+++ DATA LINES

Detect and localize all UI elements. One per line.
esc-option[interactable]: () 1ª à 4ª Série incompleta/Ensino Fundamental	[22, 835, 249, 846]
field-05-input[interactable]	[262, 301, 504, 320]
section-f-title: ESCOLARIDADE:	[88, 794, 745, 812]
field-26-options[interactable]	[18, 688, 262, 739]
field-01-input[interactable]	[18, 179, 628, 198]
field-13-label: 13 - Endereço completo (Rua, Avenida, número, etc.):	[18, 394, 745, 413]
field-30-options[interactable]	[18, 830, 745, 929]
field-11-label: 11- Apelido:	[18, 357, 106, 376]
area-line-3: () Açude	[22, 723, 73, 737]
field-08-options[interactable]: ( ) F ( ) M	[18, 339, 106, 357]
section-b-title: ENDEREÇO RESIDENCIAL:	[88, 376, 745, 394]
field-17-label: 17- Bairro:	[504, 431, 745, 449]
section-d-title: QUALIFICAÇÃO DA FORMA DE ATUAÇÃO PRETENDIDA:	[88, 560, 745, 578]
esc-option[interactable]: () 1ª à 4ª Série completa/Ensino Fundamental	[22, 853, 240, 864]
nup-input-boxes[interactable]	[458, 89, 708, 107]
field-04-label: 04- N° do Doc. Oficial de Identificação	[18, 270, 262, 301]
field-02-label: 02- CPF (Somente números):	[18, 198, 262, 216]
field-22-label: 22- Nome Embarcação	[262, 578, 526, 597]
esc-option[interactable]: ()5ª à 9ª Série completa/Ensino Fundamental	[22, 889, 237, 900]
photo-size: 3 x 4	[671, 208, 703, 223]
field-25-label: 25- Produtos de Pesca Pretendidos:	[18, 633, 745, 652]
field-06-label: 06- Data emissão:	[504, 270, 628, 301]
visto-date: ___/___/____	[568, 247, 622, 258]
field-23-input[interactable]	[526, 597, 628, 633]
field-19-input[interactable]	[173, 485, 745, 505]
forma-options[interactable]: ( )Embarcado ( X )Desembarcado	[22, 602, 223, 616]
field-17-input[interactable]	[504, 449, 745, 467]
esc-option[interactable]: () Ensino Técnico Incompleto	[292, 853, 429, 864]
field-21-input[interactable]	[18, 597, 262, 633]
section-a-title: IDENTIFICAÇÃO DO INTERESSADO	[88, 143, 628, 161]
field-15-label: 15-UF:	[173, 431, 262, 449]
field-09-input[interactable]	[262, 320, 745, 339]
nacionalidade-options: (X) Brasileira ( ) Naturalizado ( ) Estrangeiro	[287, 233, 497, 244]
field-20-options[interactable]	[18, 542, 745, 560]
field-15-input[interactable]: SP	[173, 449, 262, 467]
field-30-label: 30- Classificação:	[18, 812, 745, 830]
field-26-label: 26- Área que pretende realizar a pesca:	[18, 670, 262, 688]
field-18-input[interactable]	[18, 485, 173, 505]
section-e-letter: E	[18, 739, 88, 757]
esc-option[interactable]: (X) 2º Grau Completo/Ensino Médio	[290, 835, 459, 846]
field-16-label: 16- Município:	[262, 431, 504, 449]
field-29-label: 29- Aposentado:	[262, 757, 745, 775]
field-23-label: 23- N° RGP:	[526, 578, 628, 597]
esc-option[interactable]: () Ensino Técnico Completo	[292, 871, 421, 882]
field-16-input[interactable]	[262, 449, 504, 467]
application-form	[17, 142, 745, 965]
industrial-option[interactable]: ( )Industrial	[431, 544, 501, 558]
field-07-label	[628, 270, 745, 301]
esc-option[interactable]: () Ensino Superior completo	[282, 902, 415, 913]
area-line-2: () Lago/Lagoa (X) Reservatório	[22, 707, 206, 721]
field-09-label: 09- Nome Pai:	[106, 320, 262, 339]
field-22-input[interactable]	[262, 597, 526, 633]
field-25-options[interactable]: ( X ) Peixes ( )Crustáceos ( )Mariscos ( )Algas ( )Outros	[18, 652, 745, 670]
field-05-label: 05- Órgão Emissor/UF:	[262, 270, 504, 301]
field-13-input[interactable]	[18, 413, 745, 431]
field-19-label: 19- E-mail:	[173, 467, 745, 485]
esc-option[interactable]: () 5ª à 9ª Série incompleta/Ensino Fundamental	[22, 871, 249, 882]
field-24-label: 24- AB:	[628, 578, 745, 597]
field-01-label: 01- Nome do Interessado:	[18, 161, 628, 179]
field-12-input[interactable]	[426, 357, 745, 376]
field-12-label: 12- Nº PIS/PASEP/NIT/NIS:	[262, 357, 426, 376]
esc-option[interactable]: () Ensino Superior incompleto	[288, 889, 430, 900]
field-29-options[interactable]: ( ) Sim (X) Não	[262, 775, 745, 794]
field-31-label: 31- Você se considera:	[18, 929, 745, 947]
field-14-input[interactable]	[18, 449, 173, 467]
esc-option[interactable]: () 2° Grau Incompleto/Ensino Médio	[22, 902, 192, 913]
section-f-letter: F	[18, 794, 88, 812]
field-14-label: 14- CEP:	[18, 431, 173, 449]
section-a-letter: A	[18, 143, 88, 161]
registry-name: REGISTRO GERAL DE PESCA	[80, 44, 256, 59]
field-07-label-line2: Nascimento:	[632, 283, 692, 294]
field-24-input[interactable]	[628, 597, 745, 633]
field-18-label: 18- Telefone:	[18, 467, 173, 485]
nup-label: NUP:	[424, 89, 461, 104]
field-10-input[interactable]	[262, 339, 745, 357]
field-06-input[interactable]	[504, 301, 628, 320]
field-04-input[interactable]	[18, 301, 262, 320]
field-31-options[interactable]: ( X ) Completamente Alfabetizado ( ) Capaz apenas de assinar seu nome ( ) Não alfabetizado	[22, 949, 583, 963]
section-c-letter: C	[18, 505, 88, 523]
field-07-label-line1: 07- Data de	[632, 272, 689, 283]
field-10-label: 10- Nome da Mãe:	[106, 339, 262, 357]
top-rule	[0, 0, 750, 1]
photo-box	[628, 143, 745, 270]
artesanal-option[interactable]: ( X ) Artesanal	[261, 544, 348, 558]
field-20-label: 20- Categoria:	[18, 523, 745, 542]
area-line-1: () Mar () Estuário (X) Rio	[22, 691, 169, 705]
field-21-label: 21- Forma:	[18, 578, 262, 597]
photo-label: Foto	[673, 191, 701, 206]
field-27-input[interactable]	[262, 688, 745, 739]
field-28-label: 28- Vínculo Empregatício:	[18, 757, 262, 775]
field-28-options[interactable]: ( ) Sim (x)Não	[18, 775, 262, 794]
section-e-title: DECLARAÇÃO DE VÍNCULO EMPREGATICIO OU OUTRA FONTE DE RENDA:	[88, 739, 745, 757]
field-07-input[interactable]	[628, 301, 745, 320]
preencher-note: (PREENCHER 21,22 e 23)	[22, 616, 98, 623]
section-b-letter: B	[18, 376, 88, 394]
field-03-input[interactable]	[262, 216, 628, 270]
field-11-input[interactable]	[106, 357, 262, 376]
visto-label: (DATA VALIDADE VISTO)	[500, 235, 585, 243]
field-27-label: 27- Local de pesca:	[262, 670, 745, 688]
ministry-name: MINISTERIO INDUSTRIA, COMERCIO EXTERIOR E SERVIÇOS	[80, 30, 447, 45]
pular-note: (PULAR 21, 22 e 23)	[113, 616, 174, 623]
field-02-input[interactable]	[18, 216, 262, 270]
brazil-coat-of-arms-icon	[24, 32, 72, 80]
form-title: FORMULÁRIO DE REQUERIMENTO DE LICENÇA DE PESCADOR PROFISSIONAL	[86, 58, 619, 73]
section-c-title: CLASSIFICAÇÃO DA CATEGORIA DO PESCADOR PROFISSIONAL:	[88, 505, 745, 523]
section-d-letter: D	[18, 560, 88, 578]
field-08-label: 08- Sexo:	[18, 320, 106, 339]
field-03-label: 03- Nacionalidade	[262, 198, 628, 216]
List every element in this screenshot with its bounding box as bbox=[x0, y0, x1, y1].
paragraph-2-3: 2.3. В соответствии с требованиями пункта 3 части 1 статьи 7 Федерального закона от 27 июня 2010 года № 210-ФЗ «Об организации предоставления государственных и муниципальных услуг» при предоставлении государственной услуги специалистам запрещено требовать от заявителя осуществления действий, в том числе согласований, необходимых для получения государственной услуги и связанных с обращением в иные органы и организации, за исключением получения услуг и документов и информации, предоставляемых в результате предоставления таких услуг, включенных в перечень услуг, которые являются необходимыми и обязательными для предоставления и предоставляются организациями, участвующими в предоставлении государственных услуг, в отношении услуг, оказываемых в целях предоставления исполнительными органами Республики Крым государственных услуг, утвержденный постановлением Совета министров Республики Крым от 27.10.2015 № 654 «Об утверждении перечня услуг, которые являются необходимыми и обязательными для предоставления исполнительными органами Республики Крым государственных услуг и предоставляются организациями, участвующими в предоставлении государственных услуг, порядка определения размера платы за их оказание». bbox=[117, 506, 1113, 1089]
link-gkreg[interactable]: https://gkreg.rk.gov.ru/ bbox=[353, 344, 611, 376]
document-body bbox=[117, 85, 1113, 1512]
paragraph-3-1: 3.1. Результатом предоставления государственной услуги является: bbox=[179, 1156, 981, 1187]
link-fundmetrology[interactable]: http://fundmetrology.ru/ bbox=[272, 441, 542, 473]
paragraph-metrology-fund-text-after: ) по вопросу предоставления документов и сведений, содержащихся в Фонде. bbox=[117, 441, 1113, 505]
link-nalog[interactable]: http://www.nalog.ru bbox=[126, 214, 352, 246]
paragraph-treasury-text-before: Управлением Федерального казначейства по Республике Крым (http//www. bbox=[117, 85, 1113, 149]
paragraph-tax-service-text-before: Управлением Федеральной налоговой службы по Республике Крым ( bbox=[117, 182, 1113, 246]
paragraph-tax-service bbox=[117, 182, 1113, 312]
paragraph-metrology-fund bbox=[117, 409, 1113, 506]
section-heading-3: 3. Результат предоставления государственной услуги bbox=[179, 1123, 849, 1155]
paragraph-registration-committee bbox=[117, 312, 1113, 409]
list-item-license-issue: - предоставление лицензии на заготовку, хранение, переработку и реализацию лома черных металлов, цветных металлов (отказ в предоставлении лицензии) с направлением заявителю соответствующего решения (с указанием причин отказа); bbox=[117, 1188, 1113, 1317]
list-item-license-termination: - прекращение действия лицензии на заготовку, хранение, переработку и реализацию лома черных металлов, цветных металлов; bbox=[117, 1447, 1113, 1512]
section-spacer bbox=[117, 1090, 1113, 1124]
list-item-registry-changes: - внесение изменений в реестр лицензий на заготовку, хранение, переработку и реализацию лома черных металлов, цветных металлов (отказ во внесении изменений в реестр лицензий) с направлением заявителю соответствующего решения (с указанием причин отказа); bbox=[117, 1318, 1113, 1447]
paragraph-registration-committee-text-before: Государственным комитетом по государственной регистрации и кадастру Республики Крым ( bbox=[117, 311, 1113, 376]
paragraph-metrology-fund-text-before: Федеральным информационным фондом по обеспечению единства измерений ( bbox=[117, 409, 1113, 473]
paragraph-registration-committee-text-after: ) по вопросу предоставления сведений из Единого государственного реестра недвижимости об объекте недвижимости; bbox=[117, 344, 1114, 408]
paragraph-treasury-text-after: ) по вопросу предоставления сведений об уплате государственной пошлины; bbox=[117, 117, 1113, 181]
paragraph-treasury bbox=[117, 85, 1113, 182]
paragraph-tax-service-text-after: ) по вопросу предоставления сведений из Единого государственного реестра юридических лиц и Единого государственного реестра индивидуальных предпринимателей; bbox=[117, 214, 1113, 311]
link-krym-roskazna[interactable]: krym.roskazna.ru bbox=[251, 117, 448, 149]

++++++

_TASK OBJECTIVE_:
Arrange the lines from the start of the records through the line containing "179, 628, 198]" as a JSON list of strings, one string per line, leaving out blank lines.

_TASK ANSWER_:
[
  "Detect and localize all UI elements. One per line.",
  "esc-option[interactable]: () 1ª à 4ª Série incompleta/Ensino Fundamental\t[22, 835, 249, 846]",
  "field-05-input[interactable]\t[262, 301, 504, 320]",
  "section-f-title: ESCOLARIDADE:\t[88, 794, 745, 812]",
  "field-26-options[interactable]\t[18, 688, 262, 739]",
  "field-01-input[interactable]\t[18, 179, 628, 198]"
]